:: Passage shown ::
Lab 3: Time of Flight Sensors
This lab was primarily focused on setting up the Time of Flight (ToF) (VL53L1X) sensors used to make depth measurements. The goal is ultimately give sensory feedback about the robot’s surrounding environment, which will play a crucial role in localization and mapping.
Setup:
To start off, a quick look at the sensor datasheet tells us that the sensor I2C address is set to 0x52 for all sensors.
Since the robot must communicate to both time of flight sensors individually, a workaround is required that either involves using the shutdown pins (labeled XSHUT) constantly to turn only one sensor one at a time before collecting the data, or using shutdown pins at the start and changing the address of one of the ToF sensors.
Because the sensors must operate ideally with as little latency as possible to get effective sensory feedback from its environement, the second approach is more favorable since it avoids the additional latency per measurement of shutting down each sensor in exchange for a small overhead latency cost of setting up the new I2C address.
Wiring:
To pull this strategy off, the following wiring diagram was used:
After cutting and soldering the necessary wires, the final product of both sensors connected to the Artemis board can be seen below:
As mentioned before, the use of the shutdown pins is necessary to allow the Artemis board to communicate to both sensors, and hence these are connected to pins 0 and 1. Furthermore, notice that we use the longer, 100 mm QUIIC cables to allow for greater flexibility in the range of placements for the sensors on the robot.
In particular, a favorable place to put the sensors would ideally be in the front of the robot and possibly around the sides or back in order to get a better coverage of the surrounding environment. This way, the robot would not need to rotate around as much in order to fully map out its nearby surroundings.
However, since the field of view of the sensors only amounts to at most 27 degrees per sensor, it will inevitably fall short of the full 360 degree range, and hence compromise must be made. If the sensors are placed at the front and back alone, the blind spots at the sides would pose the risk of missing walls parallel to the direction of travel.
Placing sensors along the sides would somewhat mitigate this, but then the robot would need to turn all the way around to get information about the obstacles behind it.
A different approach would also be to placing both sensors in the front, which would somewhat reduce noise and possibly improve the effective range of the sensors to longer distances, although this improvement is less important since the sensors are already good up to depths of at least a couple of meters.
Hence, a middle ground of placing the sensors at the front corners would probably be best, as the robot would be able to avoid crashing into objects directly in front and to the sides.

:: Entries provided ::
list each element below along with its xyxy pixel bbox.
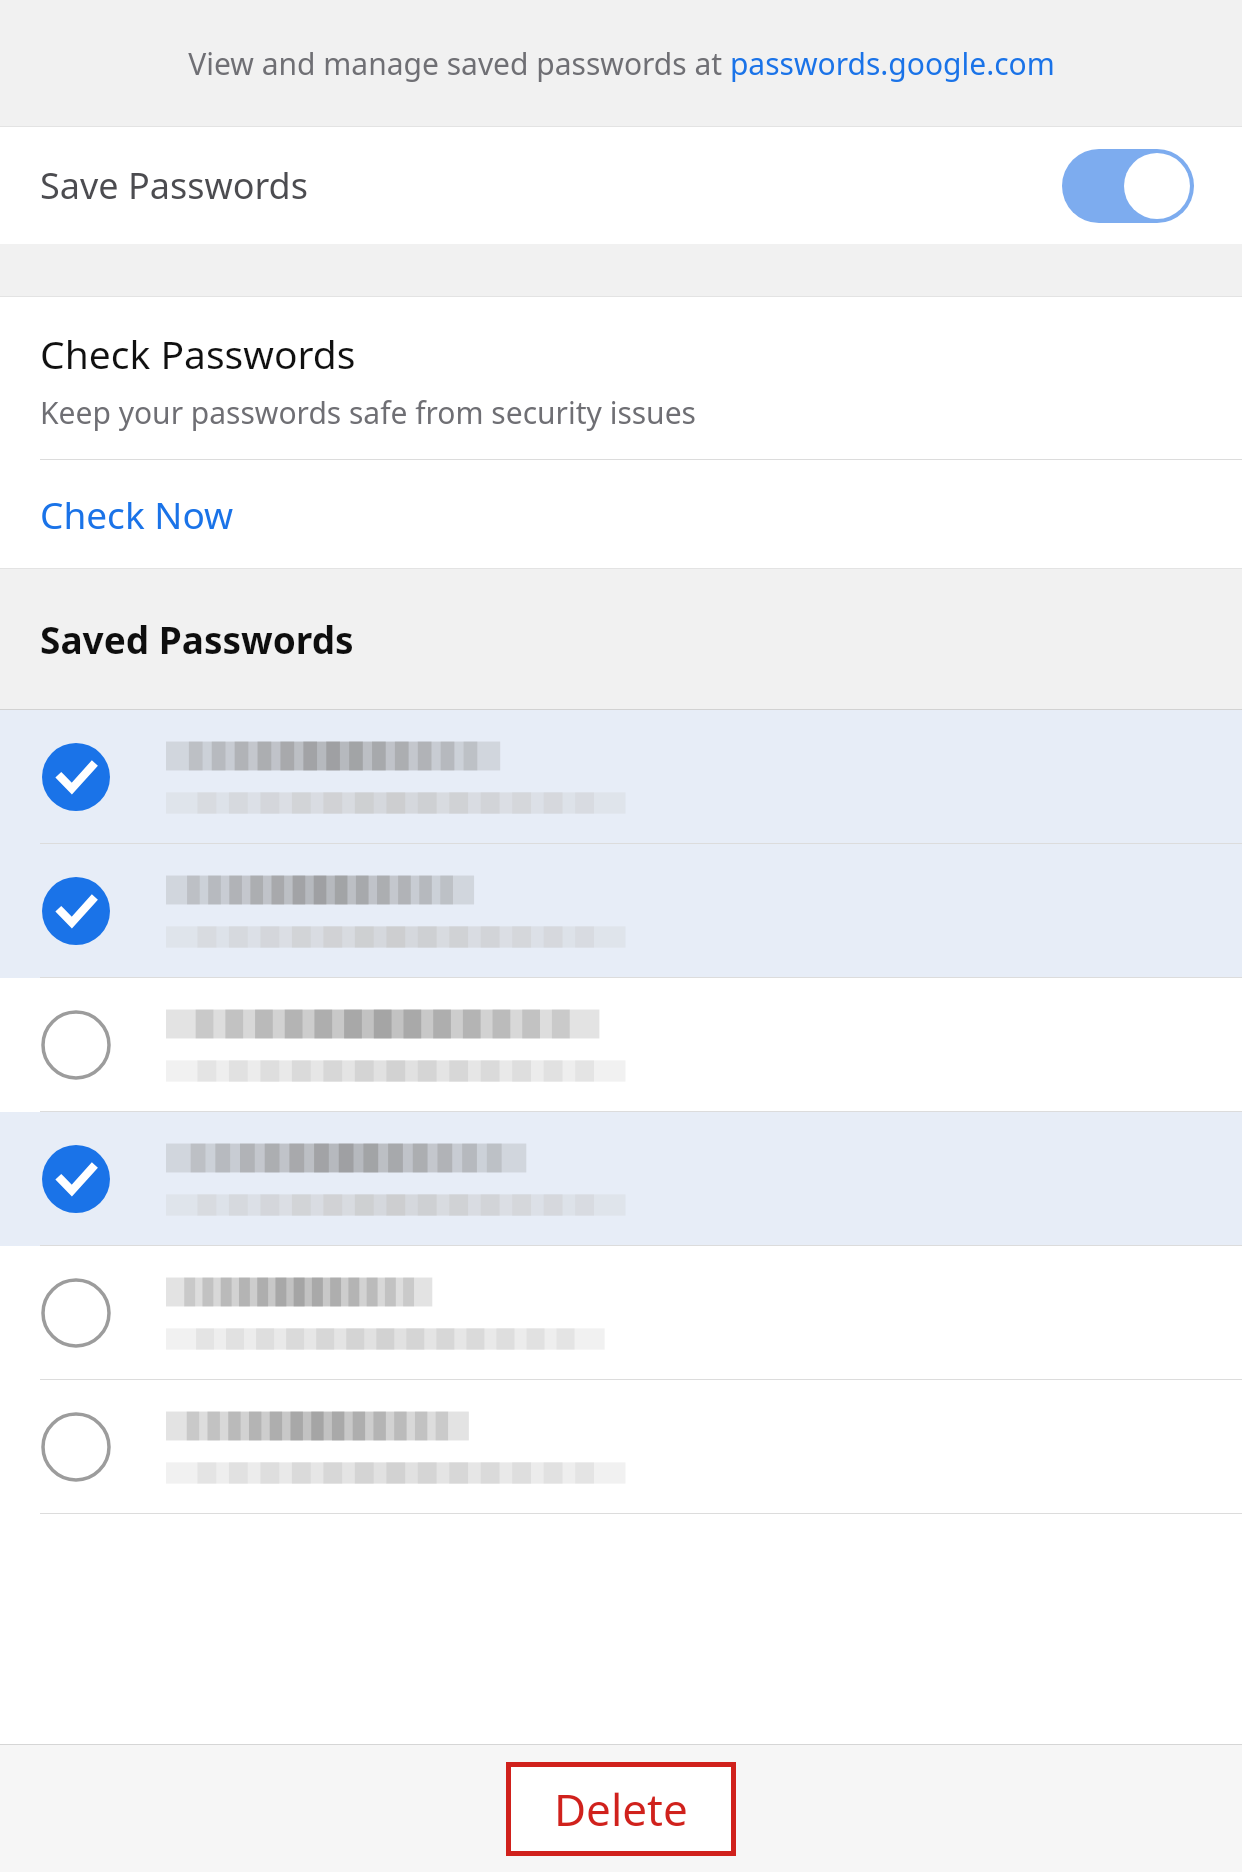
staticText: Save Passwords <box>40 161 308 210</box>
button[interactable]: Delete <box>506 1762 736 1856</box>
button[interactable]: Saved password entry <box>0 1246 1242 1380</box>
staticText: Check Passwords <box>40 327 356 380</box>
button[interactable]: Saved password entry <box>0 844 1242 978</box>
staticText: Keep your passwords safe from security i… <box>40 392 696 433</box>
staticText: Delete <box>554 1779 688 1839</box>
staticText: Saved Passwords <box>40 614 354 664</box>
button[interactable]: Saved password entry <box>0 1380 1242 1514</box>
button[interactable]: Saved password entry <box>0 1112 1242 1246</box>
button[interactable]: Saved password entry <box>0 710 1242 844</box>
button[interactable]: Check Passwords <box>0 297 1242 459</box>
button[interactable]: Saved password entry <box>0 978 1242 1112</box>
staticText: Check Now <box>40 489 234 539</box>
button[interactable]: View and manage saved passwords at passw… <box>0 0 1242 126</box>
button[interactable]: Save Passwords <box>0 127 1242 244</box>
button[interactable]: Check Now <box>0 460 1242 568</box>
button[interactable]: Save Passwords toggle <box>1062 149 1194 223</box>
staticText: View and manage saved passwords at passw… <box>188 43 1055 84</box>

:: Task set ::
**1)** Revise the lab write-up, starting at "Lab 3: Time" and ending at "the ToF sensors.", so that "XSHUT pins" stands in place of "shutdown pins".
**2)** According to the lab write-up, how wide is the field of view of each sensor at most?
Answer using only the lab write-up.

:: Solutions below ::
**1)**
Lab 3: Time of Flight Sensors
This lab was primarily focused on setting up the Time of Flight (ToF) (VL53L1X) sensors used to make depth measurements. The goal is ultimately give sensory feedback about the robot’s surrounding environment, which will play a crucial role in localization and mapping.
Setup:
To start off, a quick look at the sensor datasheet tells us that the sensor I2C address is set to 0x52 for all sensors.
Since the robot must communicate to both time of flight sensors individually, a workaround is required that either involves using the XSHUT pins (labeled XSHUT) constantly to turn only one sensor one at a time before collecting the data, or using XSHUT pins at the start and changing the address of one of the ToF sensors.

**2)** At most 27 degrees per sensor.